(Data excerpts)
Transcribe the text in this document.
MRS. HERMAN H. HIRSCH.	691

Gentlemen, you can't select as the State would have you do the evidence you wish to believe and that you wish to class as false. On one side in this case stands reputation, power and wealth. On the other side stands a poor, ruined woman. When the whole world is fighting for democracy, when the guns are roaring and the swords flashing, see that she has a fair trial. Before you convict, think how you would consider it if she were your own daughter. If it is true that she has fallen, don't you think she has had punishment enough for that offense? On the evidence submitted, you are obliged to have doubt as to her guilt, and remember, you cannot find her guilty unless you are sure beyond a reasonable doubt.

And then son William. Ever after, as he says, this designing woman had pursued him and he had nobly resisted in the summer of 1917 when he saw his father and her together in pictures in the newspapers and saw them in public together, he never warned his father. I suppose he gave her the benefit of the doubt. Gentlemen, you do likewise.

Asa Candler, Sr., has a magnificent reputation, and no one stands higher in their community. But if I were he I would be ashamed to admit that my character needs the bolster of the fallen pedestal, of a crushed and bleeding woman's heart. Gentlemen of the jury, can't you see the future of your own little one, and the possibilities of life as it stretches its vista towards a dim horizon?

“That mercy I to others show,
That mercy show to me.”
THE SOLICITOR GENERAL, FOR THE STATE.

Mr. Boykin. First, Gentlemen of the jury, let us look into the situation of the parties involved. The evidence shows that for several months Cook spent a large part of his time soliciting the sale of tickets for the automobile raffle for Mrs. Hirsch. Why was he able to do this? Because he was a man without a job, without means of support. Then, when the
* * *
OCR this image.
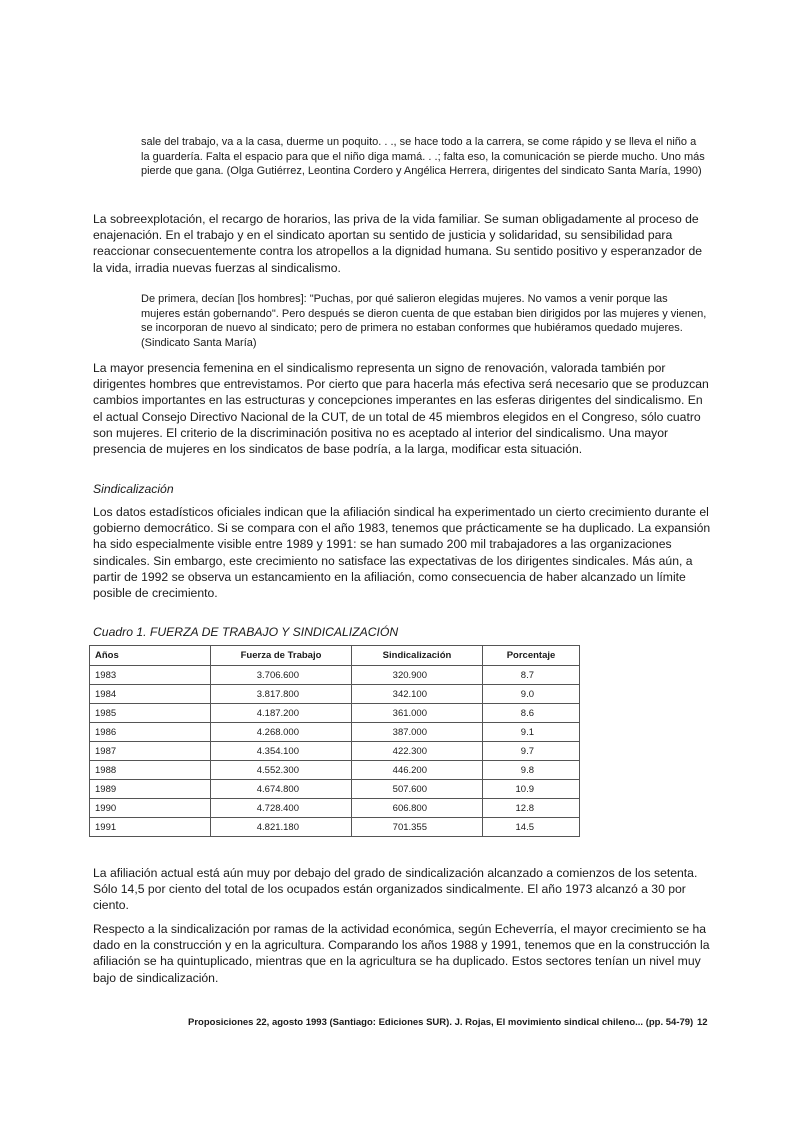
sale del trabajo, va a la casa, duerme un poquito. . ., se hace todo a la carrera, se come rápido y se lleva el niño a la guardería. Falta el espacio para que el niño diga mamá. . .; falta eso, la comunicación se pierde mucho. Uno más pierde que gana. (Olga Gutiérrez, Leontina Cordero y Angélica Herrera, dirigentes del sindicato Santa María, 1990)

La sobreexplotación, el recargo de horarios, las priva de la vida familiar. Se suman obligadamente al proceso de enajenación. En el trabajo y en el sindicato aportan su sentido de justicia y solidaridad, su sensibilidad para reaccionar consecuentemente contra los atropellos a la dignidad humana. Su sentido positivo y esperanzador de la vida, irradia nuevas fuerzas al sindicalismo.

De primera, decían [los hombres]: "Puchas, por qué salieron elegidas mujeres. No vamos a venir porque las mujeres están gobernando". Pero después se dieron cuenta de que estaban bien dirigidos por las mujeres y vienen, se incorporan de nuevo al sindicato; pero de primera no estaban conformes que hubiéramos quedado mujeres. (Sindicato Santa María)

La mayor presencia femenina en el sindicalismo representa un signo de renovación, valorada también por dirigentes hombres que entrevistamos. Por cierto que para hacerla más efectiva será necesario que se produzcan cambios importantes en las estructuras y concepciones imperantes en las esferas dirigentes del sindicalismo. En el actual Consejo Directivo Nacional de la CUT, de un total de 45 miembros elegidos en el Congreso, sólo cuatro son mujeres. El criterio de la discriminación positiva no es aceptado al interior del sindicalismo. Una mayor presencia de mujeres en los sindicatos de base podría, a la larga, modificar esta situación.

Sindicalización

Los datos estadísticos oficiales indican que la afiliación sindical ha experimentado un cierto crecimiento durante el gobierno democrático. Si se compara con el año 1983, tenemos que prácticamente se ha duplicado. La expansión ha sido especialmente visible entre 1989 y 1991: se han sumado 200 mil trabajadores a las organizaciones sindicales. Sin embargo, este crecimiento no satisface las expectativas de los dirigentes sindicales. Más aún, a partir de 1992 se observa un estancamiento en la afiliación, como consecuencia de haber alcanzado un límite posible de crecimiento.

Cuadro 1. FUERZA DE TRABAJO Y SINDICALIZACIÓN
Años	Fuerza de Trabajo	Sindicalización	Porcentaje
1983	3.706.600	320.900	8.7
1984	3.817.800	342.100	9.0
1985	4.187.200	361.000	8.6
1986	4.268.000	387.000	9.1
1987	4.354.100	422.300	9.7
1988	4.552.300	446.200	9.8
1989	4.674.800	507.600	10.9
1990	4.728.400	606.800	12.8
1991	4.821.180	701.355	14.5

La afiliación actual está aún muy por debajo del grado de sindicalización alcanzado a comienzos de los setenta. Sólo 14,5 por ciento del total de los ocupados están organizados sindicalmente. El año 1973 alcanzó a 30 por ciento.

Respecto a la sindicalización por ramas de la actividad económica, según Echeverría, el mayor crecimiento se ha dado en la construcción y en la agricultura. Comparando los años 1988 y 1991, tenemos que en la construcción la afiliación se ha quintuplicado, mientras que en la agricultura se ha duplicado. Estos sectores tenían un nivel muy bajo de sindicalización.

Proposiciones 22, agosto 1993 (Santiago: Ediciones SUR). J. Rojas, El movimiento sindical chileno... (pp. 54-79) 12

# GIVEN TASK
Filter the records above and return every line that holds the word "mercy".

# ANSWER TO THIS TASK
“That mercy I to others show,
That mercy show to me.”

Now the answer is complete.